-- Dataset records start --
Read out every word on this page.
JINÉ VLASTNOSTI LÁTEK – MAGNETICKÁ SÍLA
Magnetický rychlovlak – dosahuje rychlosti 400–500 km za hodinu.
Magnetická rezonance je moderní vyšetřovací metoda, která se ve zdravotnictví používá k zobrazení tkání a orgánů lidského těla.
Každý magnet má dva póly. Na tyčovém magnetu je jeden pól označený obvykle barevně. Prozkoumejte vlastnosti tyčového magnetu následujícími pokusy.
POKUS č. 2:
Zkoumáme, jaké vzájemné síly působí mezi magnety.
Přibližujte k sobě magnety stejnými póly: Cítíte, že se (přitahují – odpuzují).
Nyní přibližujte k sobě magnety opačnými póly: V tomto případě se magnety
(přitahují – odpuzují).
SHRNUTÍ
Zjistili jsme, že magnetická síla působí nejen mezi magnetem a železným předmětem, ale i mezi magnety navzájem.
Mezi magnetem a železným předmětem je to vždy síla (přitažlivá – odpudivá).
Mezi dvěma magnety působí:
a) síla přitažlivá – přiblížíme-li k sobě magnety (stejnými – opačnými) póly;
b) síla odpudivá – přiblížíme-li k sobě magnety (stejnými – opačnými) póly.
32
-- Dataset records end --
What to do: Faithfully reproduce all of the records, character for character.

Complete output:
Read out every word on this page.
JINÉ VLASTNOSTI LÁTEK – MAGNETICKÁ SÍLA
Magnetický rychlovlak – dosahuje rychlosti 400–500 km za hodinu.
Magnetická rezonance je moderní vyšetřovací metoda, která se ve zdravotnictví používá k zobrazení tkání a orgánů lidského těla.
Každý magnet má dva póly. Na tyčovém magnetu je jeden pól označený obvykle barevně. Prozkoumejte vlastnosti tyčového magnetu následujícími pokusy.
POKUS č. 2:
Zkoumáme, jaké vzájemné síly působí mezi magnety.
Přibližujte k sobě magnety stejnými póly: Cítíte, že se (přitahují – odpuzují).
Nyní přibližujte k sobě magnety opačnými póly: V tomto případě se magnety
(přitahují – odpuzují).
SHRNUTÍ
Zjistili jsme, že magnetická síla působí nejen mezi magnetem a železným předmětem, ale i mezi magnety navzájem.
Mezi magnetem a železným předmětem je to vždy síla (přitažlivá – odpudivá).
Mezi dvěma magnety působí:
a) síla přitažlivá – přiblížíme-li k sobě magnety (stejnými – opačnými) póly;
b) síla odpudivá – přiblížíme-li k sobě magnety (stejnými – opačnými) póly.
32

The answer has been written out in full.